## Task directions
Render the following material again verbatim, leaving nothing out.

....

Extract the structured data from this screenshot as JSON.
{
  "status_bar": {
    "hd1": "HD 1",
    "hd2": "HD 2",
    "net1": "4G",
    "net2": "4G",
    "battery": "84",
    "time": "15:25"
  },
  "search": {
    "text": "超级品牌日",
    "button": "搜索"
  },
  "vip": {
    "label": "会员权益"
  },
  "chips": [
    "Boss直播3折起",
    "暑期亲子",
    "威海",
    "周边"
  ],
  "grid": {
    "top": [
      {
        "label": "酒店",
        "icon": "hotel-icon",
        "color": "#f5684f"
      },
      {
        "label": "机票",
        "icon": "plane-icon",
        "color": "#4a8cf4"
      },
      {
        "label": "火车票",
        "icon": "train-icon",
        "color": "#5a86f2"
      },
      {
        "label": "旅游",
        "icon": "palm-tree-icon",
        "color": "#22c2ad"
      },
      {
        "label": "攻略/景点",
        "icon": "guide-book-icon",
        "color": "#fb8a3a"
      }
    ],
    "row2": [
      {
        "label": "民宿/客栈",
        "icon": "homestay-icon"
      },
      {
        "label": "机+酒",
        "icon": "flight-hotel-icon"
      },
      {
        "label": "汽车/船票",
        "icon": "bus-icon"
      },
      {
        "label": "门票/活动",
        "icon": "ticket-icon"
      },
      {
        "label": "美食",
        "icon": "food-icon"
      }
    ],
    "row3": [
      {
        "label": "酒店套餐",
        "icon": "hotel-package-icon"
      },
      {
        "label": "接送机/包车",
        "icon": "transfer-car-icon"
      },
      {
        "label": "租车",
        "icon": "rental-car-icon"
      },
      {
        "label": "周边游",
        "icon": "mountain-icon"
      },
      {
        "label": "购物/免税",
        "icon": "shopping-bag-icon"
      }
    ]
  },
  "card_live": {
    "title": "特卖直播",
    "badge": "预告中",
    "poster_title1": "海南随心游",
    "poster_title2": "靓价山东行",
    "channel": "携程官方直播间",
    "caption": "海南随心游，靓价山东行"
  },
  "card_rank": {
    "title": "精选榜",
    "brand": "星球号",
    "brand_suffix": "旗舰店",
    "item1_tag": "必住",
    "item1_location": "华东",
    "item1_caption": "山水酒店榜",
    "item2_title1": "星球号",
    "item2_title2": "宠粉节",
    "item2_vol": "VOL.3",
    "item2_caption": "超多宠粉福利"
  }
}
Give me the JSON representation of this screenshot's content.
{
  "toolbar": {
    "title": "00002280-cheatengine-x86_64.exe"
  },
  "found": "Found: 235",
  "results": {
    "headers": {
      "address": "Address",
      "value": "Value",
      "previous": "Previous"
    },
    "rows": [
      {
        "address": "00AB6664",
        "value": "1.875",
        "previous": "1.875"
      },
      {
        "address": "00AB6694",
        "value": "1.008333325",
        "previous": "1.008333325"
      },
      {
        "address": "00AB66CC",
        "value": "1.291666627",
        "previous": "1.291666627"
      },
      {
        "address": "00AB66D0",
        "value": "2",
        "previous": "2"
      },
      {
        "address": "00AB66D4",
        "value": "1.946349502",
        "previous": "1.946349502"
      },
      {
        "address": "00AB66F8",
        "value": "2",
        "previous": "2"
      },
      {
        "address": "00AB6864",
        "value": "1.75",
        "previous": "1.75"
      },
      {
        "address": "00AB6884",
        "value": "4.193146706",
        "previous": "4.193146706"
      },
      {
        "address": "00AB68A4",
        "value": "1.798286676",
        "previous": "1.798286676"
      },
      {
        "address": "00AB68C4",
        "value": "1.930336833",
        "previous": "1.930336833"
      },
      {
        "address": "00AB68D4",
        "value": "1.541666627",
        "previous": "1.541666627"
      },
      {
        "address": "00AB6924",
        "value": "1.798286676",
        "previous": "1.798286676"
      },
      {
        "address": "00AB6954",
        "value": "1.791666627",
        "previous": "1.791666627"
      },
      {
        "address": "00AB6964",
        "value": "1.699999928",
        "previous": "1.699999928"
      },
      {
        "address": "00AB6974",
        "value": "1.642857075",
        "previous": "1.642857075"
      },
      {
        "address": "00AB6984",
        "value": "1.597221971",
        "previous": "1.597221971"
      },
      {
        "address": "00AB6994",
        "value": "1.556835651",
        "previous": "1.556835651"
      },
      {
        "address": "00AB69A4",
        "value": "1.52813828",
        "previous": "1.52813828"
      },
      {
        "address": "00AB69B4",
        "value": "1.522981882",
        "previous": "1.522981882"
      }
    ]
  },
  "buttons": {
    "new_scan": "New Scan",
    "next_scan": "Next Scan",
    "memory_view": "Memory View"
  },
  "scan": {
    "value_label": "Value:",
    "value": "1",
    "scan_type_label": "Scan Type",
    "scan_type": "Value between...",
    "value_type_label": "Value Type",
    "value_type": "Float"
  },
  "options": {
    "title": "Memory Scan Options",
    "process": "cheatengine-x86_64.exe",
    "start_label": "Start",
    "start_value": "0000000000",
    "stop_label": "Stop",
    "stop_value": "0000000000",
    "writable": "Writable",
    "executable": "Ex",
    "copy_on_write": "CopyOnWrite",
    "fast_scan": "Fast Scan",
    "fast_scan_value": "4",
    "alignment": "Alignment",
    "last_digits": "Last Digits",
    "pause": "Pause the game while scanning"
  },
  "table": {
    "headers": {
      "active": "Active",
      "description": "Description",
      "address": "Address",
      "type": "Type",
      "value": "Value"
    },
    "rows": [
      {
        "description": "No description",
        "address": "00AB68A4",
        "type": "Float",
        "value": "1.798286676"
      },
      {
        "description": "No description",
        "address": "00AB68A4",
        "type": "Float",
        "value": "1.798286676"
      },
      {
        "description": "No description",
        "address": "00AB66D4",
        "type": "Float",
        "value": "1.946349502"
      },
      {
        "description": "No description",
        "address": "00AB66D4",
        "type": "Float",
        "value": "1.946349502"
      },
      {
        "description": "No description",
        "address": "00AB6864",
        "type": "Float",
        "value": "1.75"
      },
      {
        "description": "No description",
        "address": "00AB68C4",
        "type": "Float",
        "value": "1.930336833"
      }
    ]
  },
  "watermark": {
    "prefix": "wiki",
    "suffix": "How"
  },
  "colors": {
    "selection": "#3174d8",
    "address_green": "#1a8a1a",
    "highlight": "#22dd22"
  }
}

....

## Written solution
Extract the structured data from this screenshot as JSON.
{
  "status_bar": {
    "hd1": "HD 1",
    "hd2": "HD 2",
    "net1": "4G",
    "net2": "4G",
    "battery": "84",
    "time": "15:25"
  },
  "search": {
    "text": "超级品牌日",
    "button": "搜索"
  },
  "vip": {
    "label": "会员权益"
  },
  "chips": [
    "Boss直播3折起",
    "暑期亲子",
    "威海",
    "周边"
  ],
  "grid": {
    "top": [
      {
        "label": "酒店",
        "icon": "hotel-icon",
        "color": "#f5684f"
      },
      {
        "label": "机票",
        "icon": "plane-icon",
        "color": "#4a8cf4"
      },
      {
        "label": "火车票",
        "icon": "train-icon",
        "color": "#5a86f2"
      },
      {
        "label": "旅游",
        "icon": "palm-tree-icon",
        "color": "#22c2ad"
      },
      {
        "label": "攻略/景点",
        "icon": "guide-book-icon",
        "color": "#fb8a3a"
      }
    ],
    "row2": [
      {
        "label": "民宿/客栈",
        "icon": "homestay-icon"
      },
      {
        "label": "机+酒",
        "icon": "flight-hotel-icon"
      },
      {
        "label": "汽车/船票",
        "icon": "bus-icon"
      },
      {
        "label": "门票/活动",
        "icon": "ticket-icon"
      },
      {
        "label": "美食",
        "icon": "food-icon"
      }
    ],
    "row3": [
      {
        "label": "酒店套餐",
        "icon": "hotel-package-icon"
      },
      {
        "label": "接送机/包车",
        "icon": "transfer-car-icon"
      },
      {
        "label": "租车",
        "icon": "rental-car-icon"
      },
      {
        "label": "周边游",
        "icon": "mountain-icon"
      },
      {
        "label": "购物/免税",
        "icon": "shopping-bag-icon"
      }
    ]
  },
  "card_live": {
    "title": "特卖直播",
    "badge": "预告中",
    "poster_title1": "海南随心游",
    "poster_title2": "靓价山东行",
    "channel": "携程官方直播间",
    "caption": "海南随心游，靓价山东行"
  },
  "card_rank": {
    "title": "精选榜",
    "brand": "星球号",
    "brand_suffix": "旗舰店",
    "item1_tag": "必住",
    "item1_location": "华东",
    "item1_caption": "山水酒店榜",
    "item2_title1": "星球号",
    "item2_title2": "宠粉节",
    "item2_vol": "VOL.3",
    "item2_caption": "超多宠粉福利"
  }
}
Give me the JSON representation of this screenshot's content.
{
  "toolbar": {
    "title": "00002280-cheatengine-x86_64.exe"
  },
  "found": "Found: 235",
  "results": {
    "headers": {
      "address": "Address",
      "value": "Value",
      "previous": "Previous"
    },
    "rows": [
      {
        "address": "00AB6664",
        "value": "1.875",
        "previous": "1.875"
      },
      {
        "address": "00AB6694",
        "value": "1.008333325",
        "previous": "1.008333325"
      },
      {
        "address": "00AB66CC",
        "value": "1.291666627",
        "previous": "1.291666627"
      },
      {
        "address": "00AB66D0",
        "value": "2",
        "previous": "2"
      },
      {
        "address": "00AB66D4",
        "value": "1.946349502",
        "previous": "1.946349502"
      },
      {
        "address": "00AB66F8",
        "value": "2",
        "previous": "2"
      },
      {
        "address": "00AB6864",
        "value": "1.75",
        "previous": "1.75"
      },
      {
        "address": "00AB6884",
        "value": "4.193146706",
        "previous": "4.193146706"
      },
      {
        "address": "00AB68A4",
        "value": "1.798286676",
        "previous": "1.798286676"
      },
      {
        "address": "00AB68C4",
        "value": "1.930336833",
        "previous": "1.930336833"
      },
      {
        "address": "00AB68D4",
        "value": "1.541666627",
        "previous": "1.541666627"
      },
      {
        "address": "00AB6924",
        "value": "1.798286676",
        "previous": "1.798286676"
      },
      {
        "address": "00AB6954",
        "value": "1.791666627",
        "previous": "1.791666627"
      },
      {
        "address": "00AB6964",
        "value": "1.699999928",
        "previous": "1.699999928"
      },
      {
        "address": "00AB6974",
        "value": "1.642857075",
        "previous": "1.642857075"
      },
      {
        "address": "00AB6984",
        "value": "1.597221971",
        "previous": "1.597221971"
      },
      {
        "address": "00AB6994",
        "value": "1.556835651",
        "previous": "1.556835651"
      },
      {
        "address": "00AB69A4",
        "value": "1.52813828",
        "previous": "1.52813828"
      },
      {
        "address": "00AB69B4",
        "value": "1.522981882",
        "previous": "1.522981882"
      }
    ]
  },
  "buttons": {
    "new_scan": "New Scan",
    "next_scan": "Next Scan",
    "memory_view": "Memory View"
  },
  "scan": {
    "value_label": "Value:",
    "value": "1",
    "scan_type_label": "Scan Type",
    "scan_type": "Value between...",
    "value_type_label": "Value Type",
    "value_type": "Float"
  },
  "options": {
    "title": "Memory Scan Options",
    "process": "cheatengine-x86_64.exe",
    "start_label": "Start",
    "start_value": "0000000000",
    "stop_label": "Stop",
    "stop_value": "0000000000",
    "writable": "Writable",
    "executable": "Ex",
    "copy_on_write": "CopyOnWrite",
    "fast_scan": "Fast Scan",
    "fast_scan_value": "4",
    "alignment": "Alignment",
    "last_digits": "Last Digits",
    "pause": "Pause the game while scanning"
  },
  "table": {
    "headers": {
      "active": "Active",
      "description": "Description",
      "address": "Address",
      "type": "Type",
      "value": "Value"
    },
    "rows": [
      {
        "description": "No description",
        "address": "00AB68A4",
        "type": "Float",
        "value": "1.798286676"
      },
      {
        "description": "No description",
        "address": "00AB68A4",
        "type": "Float",
        "value": "1.798286676"
      },
      {
        "description": "No description",
        "address": "00AB66D4",
        "type": "Float",
        "value": "1.946349502"
      },
      {
        "description": "No description",
        "address": "00AB66D4",
        "type": "Float",
        "value": "1.946349502"
      },
      {
        "description": "No description",
        "address": "00AB6864",
        "type": "Float",
        "value": "1.75"
      },
      {
        "description": "No description",
        "address": "00AB68C4",
        "type": "Float",
        "value": "1.930336833"
      }
    ]
  },
  "watermark": {
    "prefix": "wiki",
    "suffix": "How"
  },
  "colors": {
    "selection": "#3174d8",
    "address_green": "#1a8a1a",
    "highlight": "#22dd22"
  }
}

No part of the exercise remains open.